[Figure dataset records]
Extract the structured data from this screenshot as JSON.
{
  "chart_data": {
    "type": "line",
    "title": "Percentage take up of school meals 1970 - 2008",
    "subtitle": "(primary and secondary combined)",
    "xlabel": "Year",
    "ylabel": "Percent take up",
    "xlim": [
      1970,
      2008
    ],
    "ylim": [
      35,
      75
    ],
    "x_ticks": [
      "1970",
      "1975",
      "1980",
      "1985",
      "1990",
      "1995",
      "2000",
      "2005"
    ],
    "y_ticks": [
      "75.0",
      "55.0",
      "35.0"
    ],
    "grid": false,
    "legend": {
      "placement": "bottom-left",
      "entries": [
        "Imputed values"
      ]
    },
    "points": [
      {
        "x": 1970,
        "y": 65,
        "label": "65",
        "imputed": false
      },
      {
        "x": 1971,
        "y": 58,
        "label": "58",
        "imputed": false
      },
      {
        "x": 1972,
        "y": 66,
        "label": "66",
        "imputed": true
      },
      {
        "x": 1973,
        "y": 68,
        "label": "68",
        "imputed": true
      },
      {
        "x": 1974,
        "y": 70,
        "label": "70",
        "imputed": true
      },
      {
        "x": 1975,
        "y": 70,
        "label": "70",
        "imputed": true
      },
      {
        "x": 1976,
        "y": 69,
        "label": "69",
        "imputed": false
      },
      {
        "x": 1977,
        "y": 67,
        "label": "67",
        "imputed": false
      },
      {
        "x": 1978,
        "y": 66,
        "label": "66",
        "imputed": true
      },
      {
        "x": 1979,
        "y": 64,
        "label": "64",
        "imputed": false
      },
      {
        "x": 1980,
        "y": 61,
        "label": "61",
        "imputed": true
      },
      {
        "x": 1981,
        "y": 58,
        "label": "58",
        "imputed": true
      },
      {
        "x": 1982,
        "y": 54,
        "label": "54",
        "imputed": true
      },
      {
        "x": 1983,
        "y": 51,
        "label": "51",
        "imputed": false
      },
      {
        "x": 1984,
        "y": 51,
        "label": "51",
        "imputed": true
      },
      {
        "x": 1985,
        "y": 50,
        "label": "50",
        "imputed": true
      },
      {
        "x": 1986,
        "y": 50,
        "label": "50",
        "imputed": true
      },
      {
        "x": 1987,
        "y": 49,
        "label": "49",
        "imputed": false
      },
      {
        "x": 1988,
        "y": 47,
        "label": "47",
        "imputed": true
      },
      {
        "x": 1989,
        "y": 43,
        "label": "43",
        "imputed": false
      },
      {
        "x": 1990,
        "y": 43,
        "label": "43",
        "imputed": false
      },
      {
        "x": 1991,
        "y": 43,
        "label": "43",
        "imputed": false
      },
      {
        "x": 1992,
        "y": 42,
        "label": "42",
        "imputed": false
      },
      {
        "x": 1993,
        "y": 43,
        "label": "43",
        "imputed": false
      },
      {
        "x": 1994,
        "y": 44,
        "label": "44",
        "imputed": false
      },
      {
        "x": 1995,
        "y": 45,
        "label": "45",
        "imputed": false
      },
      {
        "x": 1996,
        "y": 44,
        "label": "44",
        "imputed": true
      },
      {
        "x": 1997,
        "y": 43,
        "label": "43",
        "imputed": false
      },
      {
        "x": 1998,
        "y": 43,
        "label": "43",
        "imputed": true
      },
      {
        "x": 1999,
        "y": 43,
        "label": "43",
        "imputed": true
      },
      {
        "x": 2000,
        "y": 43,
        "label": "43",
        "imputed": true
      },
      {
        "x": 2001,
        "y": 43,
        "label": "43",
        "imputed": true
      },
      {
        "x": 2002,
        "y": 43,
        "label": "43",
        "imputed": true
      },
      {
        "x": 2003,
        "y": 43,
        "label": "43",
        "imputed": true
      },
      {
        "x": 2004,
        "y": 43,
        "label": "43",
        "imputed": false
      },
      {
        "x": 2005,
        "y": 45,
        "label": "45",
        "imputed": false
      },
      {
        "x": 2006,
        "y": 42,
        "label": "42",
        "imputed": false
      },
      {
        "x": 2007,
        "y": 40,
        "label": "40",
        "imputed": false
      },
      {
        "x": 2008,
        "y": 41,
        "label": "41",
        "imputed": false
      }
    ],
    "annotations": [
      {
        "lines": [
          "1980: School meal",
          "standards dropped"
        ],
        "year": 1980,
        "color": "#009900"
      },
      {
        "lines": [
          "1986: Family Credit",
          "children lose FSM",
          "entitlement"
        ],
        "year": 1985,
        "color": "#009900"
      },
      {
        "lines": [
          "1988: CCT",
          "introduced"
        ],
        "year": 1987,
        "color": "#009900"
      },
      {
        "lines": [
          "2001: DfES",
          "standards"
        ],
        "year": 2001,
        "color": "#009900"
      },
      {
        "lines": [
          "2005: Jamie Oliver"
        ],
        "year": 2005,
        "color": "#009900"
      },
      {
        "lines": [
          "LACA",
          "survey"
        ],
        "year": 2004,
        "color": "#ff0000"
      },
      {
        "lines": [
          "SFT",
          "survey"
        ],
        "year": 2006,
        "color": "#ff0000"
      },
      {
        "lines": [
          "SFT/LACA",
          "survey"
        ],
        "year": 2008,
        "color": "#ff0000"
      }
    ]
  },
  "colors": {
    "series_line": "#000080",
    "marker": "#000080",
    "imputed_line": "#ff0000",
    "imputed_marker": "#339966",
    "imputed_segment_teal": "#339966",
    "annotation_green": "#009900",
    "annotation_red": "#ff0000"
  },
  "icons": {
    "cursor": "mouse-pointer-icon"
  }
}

Task instructions ▸
All of the data needs to be printed once more, exactly.

Result for this exercise ▸
Extract the structured data from this screenshot as JSON.
{
  "chart_data": {
    "type": "line",
    "title": "Percentage take up of school meals 1970 - 2008",
    "subtitle": "(primary and secondary combined)",
    "xlabel": "Year",
    "ylabel": "Percent take up",
    "xlim": [
      1970,
      2008
    ],
    "ylim": [
      35,
      75
    ],
    "x_ticks": [
      "1970",
      "1975",
      "1980",
      "1985",
      "1990",
      "1995",
      "2000",
      "2005"
    ],
    "y_ticks": [
      "75.0",
      "55.0",
      "35.0"
    ],
    "grid": false,
    "legend": {
      "placement": "bottom-left",
      "entries": [
        "Imputed values"
      ]
    },
    "points": [
      {
        "x": 1970,
        "y": 65,
        "label": "65",
        "imputed": false
      },
      {
        "x": 1971,
        "y": 58,
        "label": "58",
        "imputed": false
      },
      {
        "x": 1972,
        "y": 66,
        "label": "66",
        "imputed": true
      },
      {
        "x": 1973,
        "y": 68,
        "label": "68",
        "imputed": true
      },
      {
        "x": 1974,
        "y": 70,
        "label": "70",
        "imputed": true
      },
      {
        "x": 1975,
        "y": 70,
        "label": "70",
        "imputed": true
      },
      {
        "x": 1976,
        "y": 69,
        "label": "69",
        "imputed": false
      },
      {
        "x": 1977,
        "y": 67,
        "label": "67",
        "imputed": false
      },
      {
        "x": 1978,
        "y": 66,
        "label": "66",
        "imputed": true
      },
      {
        "x": 1979,
        "y": 64,
        "label": "64",
        "imputed": false
      },
      {
        "x": 1980,
        "y": 61,
        "label": "61",
        "imputed": true
      },
      {
        "x": 1981,
        "y": 58,
        "label": "58",
        "imputed": true
      },
      {
        "x": 1982,
        "y": 54,
        "label": "54",
        "imputed": true
      },
      {
        "x": 1983,
        "y": 51,
        "label": "51",
        "imputed": false
      },
      {
        "x": 1984,
        "y": 51,
        "label": "51",
        "imputed": true
      },
      {
        "x": 1985,
        "y": 50,
        "label": "50",
        "imputed": true
      },
      {
        "x": 1986,
        "y": 50,
        "label": "50",
        "imputed": true
      },
      {
        "x": 1987,
        "y": 49,
        "label": "49",
        "imputed": false
      },
      {
        "x": 1988,
        "y": 47,
        "label": "47",
        "imputed": true
      },
      {
        "x": 1989,
        "y": 43,
        "label": "43",
        "imputed": false
      },
      {
        "x": 1990,
        "y": 43,
        "label": "43",
        "imputed": false
      },
      {
        "x": 1991,
        "y": 43,
        "label": "43",
        "imputed": false
      },
      {
        "x": 1992,
        "y": 42,
        "label": "42",
        "imputed": false
      },
      {
        "x": 1993,
        "y": 43,
        "label": "43",
        "imputed": false
      },
      {
        "x": 1994,
        "y": 44,
        "label": "44",
        "imputed": false
      },
      {
        "x": 1995,
        "y": 45,
        "label": "45",
        "imputed": false
      },
      {
        "x": 1996,
        "y": 44,
        "label": "44",
        "imputed": true
      },
      {
        "x": 1997,
        "y": 43,
        "label": "43",
        "imputed": false
      },
      {
        "x": 1998,
        "y": 43,
        "label": "43",
        "imputed": true
      },
      {
        "x": 1999,
        "y": 43,
        "label": "43",
        "imputed": true
      },
      {
        "x": 2000,
        "y": 43,
        "label": "43",
        "imputed": true
      },
      {
        "x": 2001,
        "y": 43,
        "label": "43",
        "imputed": true
      },
      {
        "x": 2002,
        "y": 43,
        "label": "43",
        "imputed": true
      },
      {
        "x": 2003,
        "y": 43,
        "label": "43",
        "imputed": true
      },
      {
        "x": 2004,
        "y": 43,
        "label": "43",
        "imputed": false
      },
      {
        "x": 2005,
        "y": 45,
        "label": "45",
        "imputed": false
      },
      {
        "x": 2006,
        "y": 42,
        "label": "42",
        "imputed": false
      },
      {
        "x": 2007,
        "y": 40,
        "label": "40",
        "imputed": false
      },
      {
        "x": 2008,
        "y": 41,
        "label": "41",
        "imputed": false
      }
    ],
    "annotations": [
      {
        "lines": [
          "1980: School meal",
          "standards dropped"
        ],
        "year": 1980,
        "color": "#009900"
      },
      {
        "lines": [
          "1986: Family Credit",
          "children lose FSM",
          "entitlement"
        ],
        "year": 1985,
        "color": "#009900"
      },
      {
        "lines": [
          "1988: CCT",
          "introduced"
        ],
        "year": 1987,
        "color": "#009900"
      },
      {
        "lines": [
          "2001: DfES",
          "standards"
        ],
        "year": 2001,
        "color": "#009900"
      },
      {
        "lines": [
          "2005: Jamie Oliver"
        ],
        "year": 2005,
        "color": "#009900"
      },
      {
        "lines": [
          "LACA",
          "survey"
        ],
        "year": 2004,
        "color": "#ff0000"
      },
      {
        "lines": [
          "SFT",
          "survey"
        ],
        "year": 2006,
        "color": "#ff0000"
      },
      {
        "lines": [
          "SFT/LACA",
          "survey"
        ],
        "year": 2008,
        "color": "#ff0000"
      }
    ]
  },
  "colors": {
    "series_line": "#000080",
    "marker": "#000080",
    "imputed_line": "#ff0000",
    "imputed_marker": "#339966",
    "imputed_segment_teal": "#339966",
    "annotation_green": "#009900",
    "annotation_red": "#ff0000"
  },
  "icons": {
    "cursor": "mouse-pointer-icon"
  }
}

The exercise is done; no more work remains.